* The input *

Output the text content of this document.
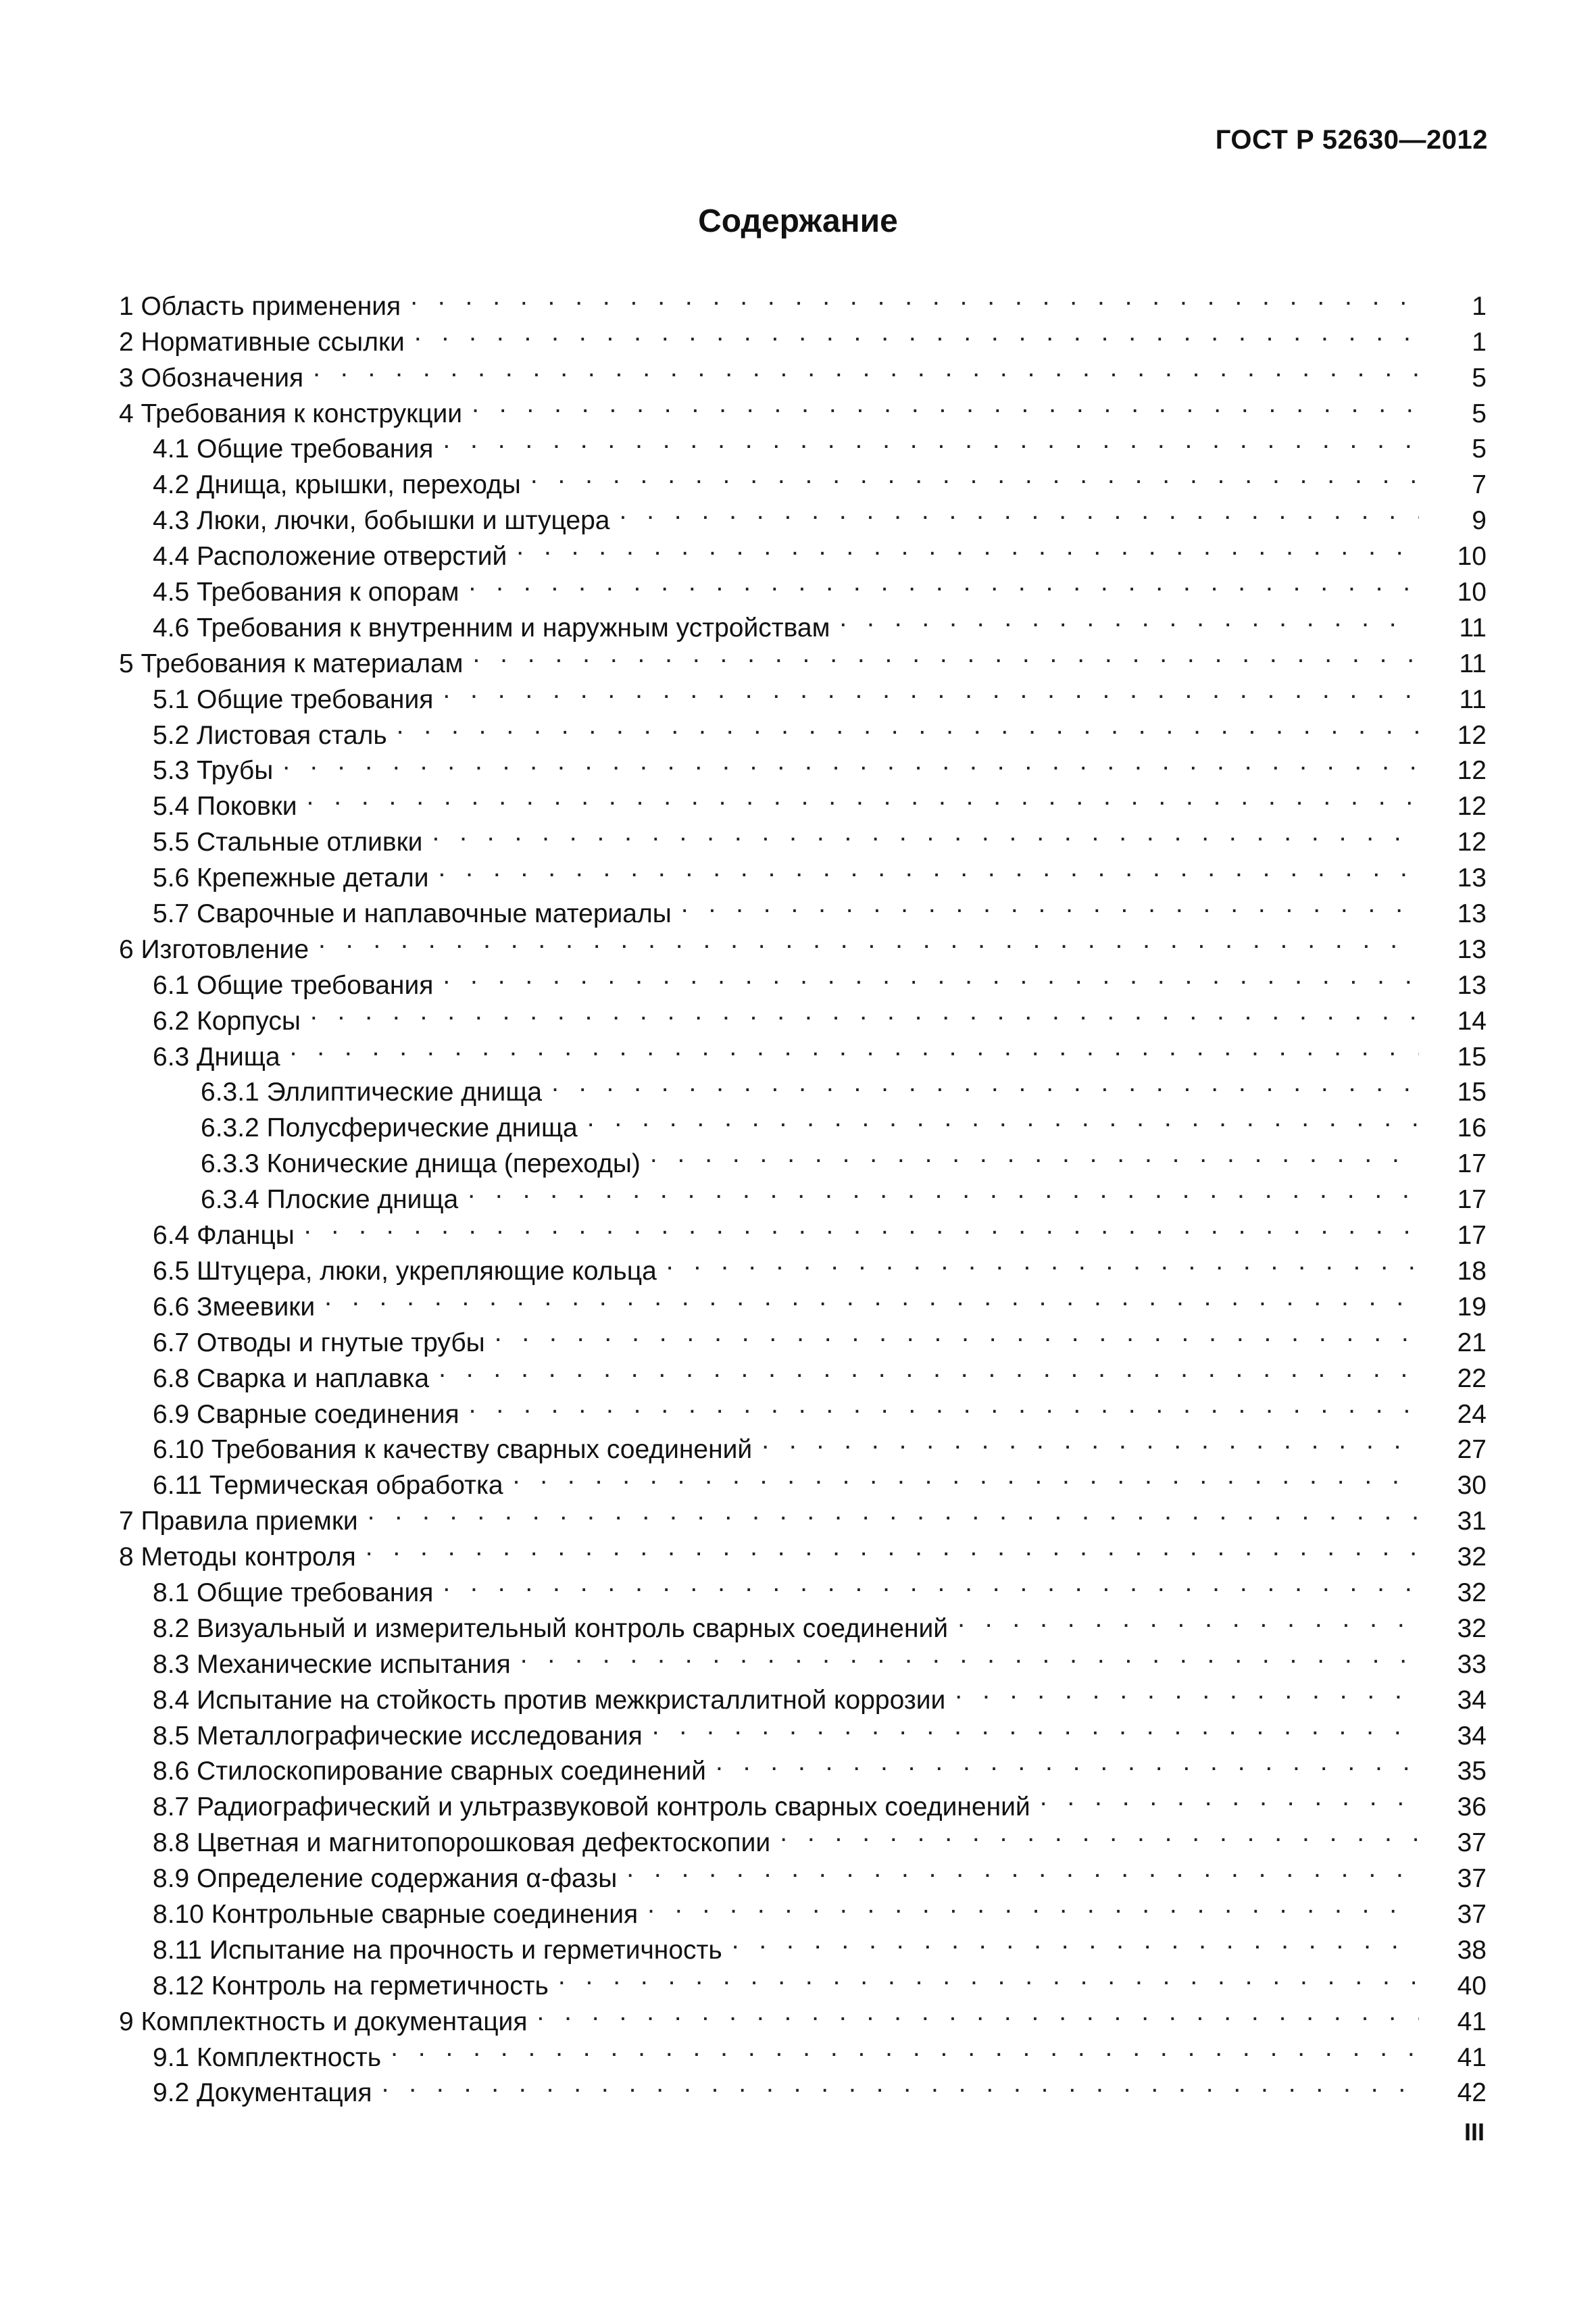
ГОСТ Р 52630—2012
Содержание
1 Область применения . . .	1
2 Нормативные ссылки . . .	1
3 Обозначения . . .	5
4 Требования к конструкции . . .	5
4.1 Общие требования . . .	5
4.2 Днища, крышки, переходы . . .	7
4.3 Люки, лючки, бобышки и штуцера . . .	9
4.4 Расположение отверстий . . .	10
4.5 Требования к опорам . . .	10
4.6 Требования к внутренним и наружным устройствам . . .	11
5 Требования к материалам . . .	11
5.1 Общие требования . . .	11
5.2 Листовая сталь . . .	12
5.3 Трубы . . .	12
5.4 Поковки . . .	12
5.5 Стальные отливки . . .	12
5.6 Крепежные детали . . .	13
5.7 Сварочные и наплавочные материалы . . .	13
6 Изготовление . . .	13
6.1 Общие требования . . .	13
6.2 Корпусы . . .	14
6.3 Днища . . .	15
6.3.1 Эллиптические днища . . .	15
6.3.2 Полусферические днища . . .	16
6.3.3 Конические днища (переходы) . . .	17
6.3.4 Плоские днища . . .	17
6.4 Фланцы . . .	17
6.5 Штуцера, люки, укрепляющие кольца . . .	18
6.6 Змеевики . . .	19
6.7 Отводы и гнутые трубы . . .	21
6.8 Сварка и наплавка . . .	22
6.9 Сварные соединения . . .	24
6.10 Требования к качеству сварных соединений . . .	27
6.11 Термическая обработка . . .	30
7 Правила приемки . . .	31
8 Методы контроля . . .	32
8.1 Общие требования . . .	32
8.2 Визуальный и измерительный контроль сварных соединений . . .	32
8.3 Механические испытания . . .	33
8.4 Испытание на стойкость против межкристаллитной коррозии . . .	34
8.5 Металлографические исследования . . .	34
8.6 Стилоскопирование сварных соединений . . .	35
8.7 Радиографический и ультразвуковой контроль сварных соединений . . .	36
8.8 Цветная и магнитопорошковая дефектоскопии . . .	37
8.9 Определение содержания α-фазы . . .	37
8.10 Контрольные сварные соединения . . .	37
8.11 Испытание на прочность и герметичность . . .	38
8.12 Контроль на герметичность . . .	40
9 Комплектность и документация . . .	41
9.1 Комплектность . . .	41
9.2 Документация . . .	42
III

* Aim of the task *
Each line above that includes "герметичность" counts once; state the total and nothing more.

* Output for this task *
2